DOCUMENT EXCERPT:

══════════════════════════════

Painting a trailer in Boone, North Carolina
Hanging by a thread
In the summer of 2001 I was in Boone, a small town in North Carolina, in the Appalachian Mountains. Founded by Daniel Boone, he came from Pennsylvania. So did I, arriving from Pittsburgh where I had spent the previous four years. In that city I had found a lot of inspiration for my paintings, with such abounds in architecture. Not quite the case in Boone. And within its single street in town I felt a little disoriented at first.
The trailer that inspired this series of paintings was a few minutes from that street. I found it biking. And the presence of it, abandoned and deteriorated, was depressing in the eyes of the neighbors.
Initially a detail attracted me, the funny way in which a fan-shaped curtain was hooked on a broken window. This inspired my first composition, without having initially in mind to develop a whole series of paintings around it.
The only human element without appearance of damage was a sign attached to a tree that read: PRIVATE PROPERTY.

══════════════════════════════

Data extracted from a collection:

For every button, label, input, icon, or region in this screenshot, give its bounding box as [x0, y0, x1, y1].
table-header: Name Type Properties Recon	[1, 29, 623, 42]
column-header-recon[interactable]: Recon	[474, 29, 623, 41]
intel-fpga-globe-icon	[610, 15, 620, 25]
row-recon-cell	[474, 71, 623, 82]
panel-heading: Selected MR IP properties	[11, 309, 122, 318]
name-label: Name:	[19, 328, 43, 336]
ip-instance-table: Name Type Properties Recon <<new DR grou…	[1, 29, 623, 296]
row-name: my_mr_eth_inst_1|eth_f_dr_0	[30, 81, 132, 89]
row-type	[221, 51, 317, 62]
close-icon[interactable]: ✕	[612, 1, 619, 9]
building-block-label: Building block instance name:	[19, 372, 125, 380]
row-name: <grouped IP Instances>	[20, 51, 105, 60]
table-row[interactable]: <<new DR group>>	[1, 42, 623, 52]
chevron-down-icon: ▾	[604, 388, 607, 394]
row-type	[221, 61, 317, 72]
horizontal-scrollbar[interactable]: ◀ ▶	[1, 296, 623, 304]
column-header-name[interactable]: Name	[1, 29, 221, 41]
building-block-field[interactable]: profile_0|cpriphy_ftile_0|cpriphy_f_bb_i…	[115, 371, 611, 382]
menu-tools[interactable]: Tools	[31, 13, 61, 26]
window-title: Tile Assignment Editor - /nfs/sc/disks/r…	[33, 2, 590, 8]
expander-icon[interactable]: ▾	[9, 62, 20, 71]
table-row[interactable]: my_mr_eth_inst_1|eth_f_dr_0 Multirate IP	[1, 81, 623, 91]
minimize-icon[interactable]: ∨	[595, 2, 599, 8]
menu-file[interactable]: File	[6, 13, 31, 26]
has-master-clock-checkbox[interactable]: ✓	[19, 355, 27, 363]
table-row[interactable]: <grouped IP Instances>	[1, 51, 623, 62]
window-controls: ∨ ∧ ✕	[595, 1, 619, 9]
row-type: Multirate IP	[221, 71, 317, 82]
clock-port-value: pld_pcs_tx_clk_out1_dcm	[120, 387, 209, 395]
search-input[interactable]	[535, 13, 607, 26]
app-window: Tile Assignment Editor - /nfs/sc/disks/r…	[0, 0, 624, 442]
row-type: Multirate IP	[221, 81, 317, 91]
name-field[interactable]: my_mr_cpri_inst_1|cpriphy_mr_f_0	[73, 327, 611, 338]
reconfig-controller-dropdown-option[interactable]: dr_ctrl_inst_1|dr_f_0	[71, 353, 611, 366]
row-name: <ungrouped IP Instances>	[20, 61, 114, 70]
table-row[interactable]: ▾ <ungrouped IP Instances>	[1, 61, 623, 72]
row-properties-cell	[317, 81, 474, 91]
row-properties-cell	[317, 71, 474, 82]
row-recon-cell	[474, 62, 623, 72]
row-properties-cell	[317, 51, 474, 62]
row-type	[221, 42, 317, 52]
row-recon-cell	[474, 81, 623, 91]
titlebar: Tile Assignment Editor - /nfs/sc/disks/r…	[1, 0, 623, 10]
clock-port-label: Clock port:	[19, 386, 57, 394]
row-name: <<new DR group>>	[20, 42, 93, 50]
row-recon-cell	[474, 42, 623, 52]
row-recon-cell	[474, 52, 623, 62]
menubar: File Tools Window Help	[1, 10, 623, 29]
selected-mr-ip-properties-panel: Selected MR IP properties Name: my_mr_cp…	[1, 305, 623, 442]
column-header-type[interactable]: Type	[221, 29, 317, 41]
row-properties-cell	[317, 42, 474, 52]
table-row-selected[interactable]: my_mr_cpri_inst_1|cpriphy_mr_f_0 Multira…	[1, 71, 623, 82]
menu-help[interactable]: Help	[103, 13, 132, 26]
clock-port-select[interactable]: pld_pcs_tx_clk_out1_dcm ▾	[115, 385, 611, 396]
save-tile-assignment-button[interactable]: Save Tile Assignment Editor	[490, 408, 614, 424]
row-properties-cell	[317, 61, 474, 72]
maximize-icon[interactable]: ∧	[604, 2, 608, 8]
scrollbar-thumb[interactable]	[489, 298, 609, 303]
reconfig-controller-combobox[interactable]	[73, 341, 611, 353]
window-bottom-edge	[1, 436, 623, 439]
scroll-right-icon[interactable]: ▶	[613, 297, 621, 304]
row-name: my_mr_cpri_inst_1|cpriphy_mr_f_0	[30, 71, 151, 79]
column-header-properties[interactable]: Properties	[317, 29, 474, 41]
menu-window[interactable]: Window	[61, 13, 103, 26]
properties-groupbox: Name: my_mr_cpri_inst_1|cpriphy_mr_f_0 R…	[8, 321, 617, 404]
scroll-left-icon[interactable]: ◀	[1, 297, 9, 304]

══════════════════════════════

TASKS:
1 > In the text on painting the Boone trailer, reproduce the passage between "The trailer that" and "paintings around it.", inclusive.
2 > According to the text on painting the Boone trailer, what did the sign attached to a tree read?

EXERCISE RESPONSES:
1 >
The trailer that inspired this series of paintings was a few minutes from that street. I found it biking. And the presence of it, abandoned and deteriorated, was depressing in the eyes of the neighbors.
Initially a detail attracted me, the funny way in which a fan-shaped curtain was hooked on a broken window. This inspired my first composition, without having initially in mind to develop a whole series of paintings around it.

2 > PRIVATE PROPERTY